Work instructions :: In the entries that follow, count each line containing "category" and state the total, nothing more.

---+---

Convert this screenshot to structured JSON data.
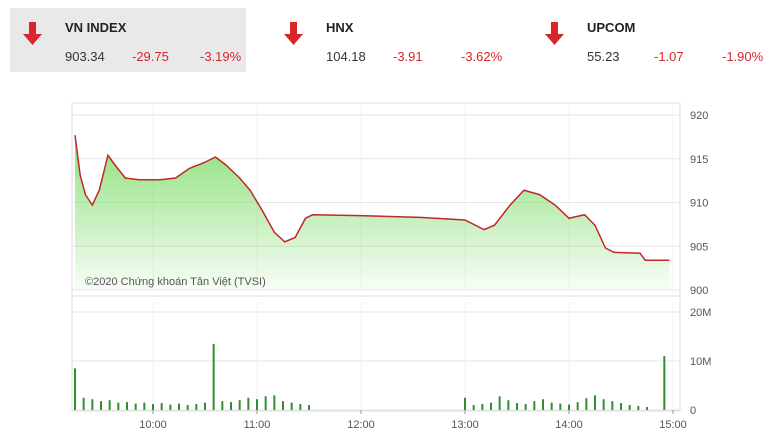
{
  "header": {
    "indices": [
      {
        "name": "VN INDEX",
        "value": "903.34",
        "change": "-29.75",
        "pct": "-3.19%"
      },
      {
        "name": "HNX",
        "value": "104.18",
        "change": "-3.91",
        "pct": "-3.62%"
      },
      {
        "name": "UPCOM",
        "value": "55.23",
        "change": "-1.07",
        "pct": "-1.90%"
      }
    ]
  },
  "chart_data": [
    {
      "type": "area",
      "annotation": "©2020 Chứng khoán Tân Việt (TVSI)",
      "x": [
        555,
        558,
        561,
        565,
        569,
        574,
        578,
        584,
        592,
        604,
        613,
        621,
        630,
        636,
        642,
        650,
        656,
        663,
        670,
        676,
        682,
        688,
        692,
        719,
        754,
        780,
        791,
        797,
        806,
        814,
        823,
        832,
        840,
        849,
        855,
        861,
        866,
        881,
        884,
        898
      ],
      "values": [
        917.7,
        913.1,
        910.9,
        909.7,
        911.4,
        915.4,
        914.3,
        912.8,
        912.6,
        912.6,
        912.8,
        913.9,
        914.6,
        915.2,
        914.3,
        912.8,
        911.4,
        909.1,
        906.6,
        905.5,
        906.0,
        908.2,
        908.6,
        908.5,
        908.3,
        908.0,
        906.9,
        907.4,
        909.7,
        911.4,
        910.9,
        909.7,
        908.2,
        908.6,
        907.4,
        904.8,
        904.3,
        904.2,
        903.4,
        903.4
      ],
      "color": "#c0282a",
      "fill_color": "#7fdc6a",
      "xlim": [
        555,
        900
      ],
      "ylim": [
        900,
        920
      ],
      "yticks": [
        900,
        905,
        910,
        915,
        920
      ],
      "xticks": [
        {
          "value": 600,
          "label": "10:00"
        },
        {
          "value": 660,
          "label": "11:00"
        },
        {
          "value": 720,
          "label": "12:00"
        },
        {
          "value": 780,
          "label": "13:00"
        },
        {
          "value": 840,
          "label": "14:00"
        },
        {
          "value": 900,
          "label": "15:00"
        }
      ],
      "grid": true
    },
    {
      "type": "bar",
      "x": [
        555,
        560,
        565,
        570,
        575,
        580,
        585,
        590,
        595,
        600,
        605,
        610,
        615,
        620,
        625,
        630,
        635,
        640,
        645,
        650,
        655,
        660,
        665,
        670,
        675,
        680,
        685,
        690,
        780,
        785,
        790,
        795,
        800,
        805,
        810,
        815,
        820,
        825,
        830,
        835,
        840,
        845,
        850,
        855,
        860,
        865,
        870,
        875,
        880,
        885,
        895
      ],
      "values": [
        8500000,
        2500000,
        2200000,
        1800000,
        2000000,
        1500000,
        1600000,
        1300000,
        1500000,
        1200000,
        1400000,
        1100000,
        1300000,
        1000000,
        1200000,
        1500000,
        13500000,
        1800000,
        1600000,
        2000000,
        2500000,
        2200000,
        2800000,
        3000000,
        1800000,
        1500000,
        1200000,
        1000000,
        2500000,
        1000000,
        1200000,
        1500000,
        2800000,
        2000000,
        1400000,
        1200000,
        1800000,
        2200000,
        1500000,
        1300000,
        1100000,
        1600000,
        2400000,
        3000000,
        2200000,
        1800000,
        1400000,
        1000000,
        800000,
        600000,
        11000000
      ],
      "color": "#2f8f2f",
      "xlim": [
        555,
        900
      ],
      "ylim": [
        0,
        20000000
      ],
      "yticks": [
        0,
        {
          "value": 10000000,
          "label": "10M"
        },
        {
          "value": 20000000,
          "label": "20M"
        }
      ],
      "xticks": [
        {
          "value": 600,
          "label": "10:00"
        },
        {
          "value": 660,
          "label": "11:00"
        },
        {
          "value": 720,
          "label": "12:00"
        },
        {
          "value": 780,
          "label": "13:00"
        },
        {
          "value": 840,
          "label": "14:00"
        },
        {
          "value": 900,
          "label": "15:00"
        }
      ],
      "grid": true
    }
  ]
}
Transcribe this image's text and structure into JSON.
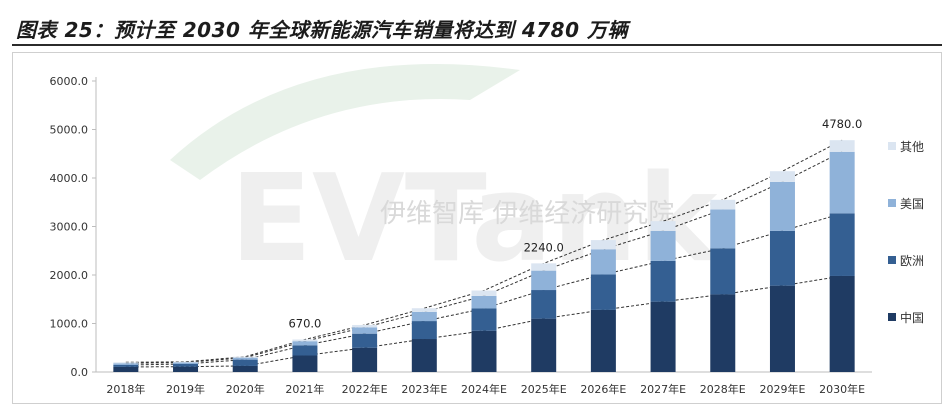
{
  "figure": {
    "title": "图表 25：预计至 2030 年全球新能源汽车销量将达到 4780 万辆"
  },
  "chart_data": {
    "type": "bar",
    "stacked": true,
    "categories": [
      "2018年",
      "2019年",
      "2020年",
      "2021年",
      "2022年E",
      "2023年E",
      "2024年E",
      "2025年E",
      "2026年E",
      "2027年E",
      "2028年E",
      "2029年E",
      "2030年E"
    ],
    "series": [
      {
        "name": "中国",
        "color": "#1f3b63",
        "values": [
          105,
          110,
          125,
          340,
          500,
          680,
          850,
          1100,
          1280,
          1450,
          1600,
          1780,
          1980
        ]
      },
      {
        "name": "欧洲",
        "color": "#345f92",
        "values": [
          40,
          55,
          130,
          210,
          290,
          370,
          460,
          590,
          730,
          840,
          950,
          1130,
          1290
        ]
      },
      {
        "name": "美国",
        "color": "#8fb2d9",
        "values": [
          35,
          30,
          40,
          85,
          130,
          190,
          260,
          400,
          520,
          620,
          800,
          1010,
          1270
        ]
      },
      {
        "name": "其他",
        "color": "#dbe5f1",
        "values": [
          20,
          15,
          20,
          35,
          50,
          75,
          110,
          150,
          190,
          200,
          200,
          220,
          240
        ]
      }
    ],
    "totals_labels": [
      {
        "category": "2021年",
        "text": "670.0"
      },
      {
        "category": "2025年E",
        "text": "2240.0"
      },
      {
        "category": "2030年E",
        "text": "4780.0"
      }
    ],
    "y_ticks": [
      "0.0",
      "1000.0",
      "2000.0",
      "3000.0",
      "4000.0",
      "5000.0",
      "6000.0"
    ],
    "ylim": [
      0,
      6000
    ],
    "xlabel": "",
    "ylabel": "",
    "legend_position": "right",
    "legend_order": [
      "其他",
      "美国",
      "欧洲",
      "中国"
    ],
    "trend_lines": "dashed lines connecting each series' cumulative top across categories",
    "grid": false,
    "watermark": "伊维智库 伊维经济研究院 EVTank"
  }
}
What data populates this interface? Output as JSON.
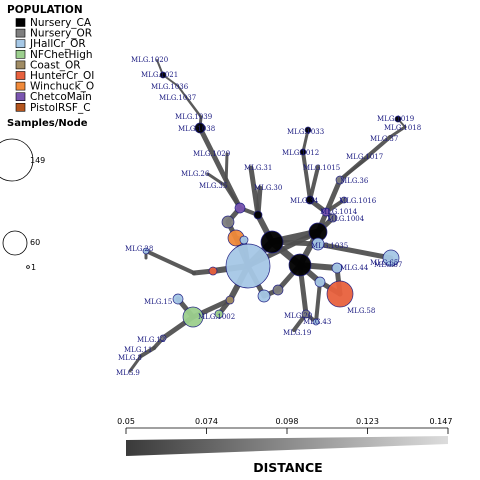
{
  "legend": {
    "title": "POPULATION",
    "items": [
      {
        "label": "Nursery_CA",
        "color": "#000000"
      },
      {
        "label": "Nursery_OR",
        "color": "#7f7f7f"
      },
      {
        "label": "JHallCr_OR",
        "color": "#a6c8e6"
      },
      {
        "label": "NFChetHigh",
        "color": "#9ccf8e"
      },
      {
        "label": "Coast_OR",
        "color": "#a08c64"
      },
      {
        "label": "HunterCr_OI",
        "color": "#e8613e"
      },
      {
        "label": "Winchuck_O",
        "color": "#f08a3a"
      },
      {
        "label": "ChetcoMain",
        "color": "#7a55b0"
      },
      {
        "label": "PistolRSF_C",
        "color": "#b4551e"
      }
    ]
  },
  "size_legend": {
    "title": "Samples/Node",
    "values": [
      "149",
      "60",
      "1"
    ]
  },
  "distance": {
    "title": "DISTANCE",
    "ticks": [
      "0.05",
      "0.074",
      "0.098",
      "0.123",
      "0.147"
    ]
  },
  "nodes": [
    "MLG.1020",
    "MLG.1021",
    "MLG.1036",
    "MLG.1037",
    "MLG.1039",
    "MLG.1038",
    "MLG.1033",
    "MLG.1019",
    "MLG.1018",
    "MLG.37",
    "MLG.1029",
    "MLG.1012",
    "MLG.1017",
    "MLG.31",
    "MLG.1015",
    "MLG.26",
    "MLG.35",
    "MLG.36",
    "MLG.30",
    "MLG.34",
    "MLG.1016",
    "MLG.1014",
    "MLG.1004",
    "MLG.1035",
    "MLG.28",
    "MLG.44",
    "MLG.65",
    "MLG.67",
    "MLG.58",
    "MLG.43",
    "MLG.20",
    "MLG.19",
    "MLG.15",
    "MLG.1002",
    "MLG.12",
    "MLG.11",
    "MLG.8",
    "MLG.9"
  ]
}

---+---

Exercise solution :: 3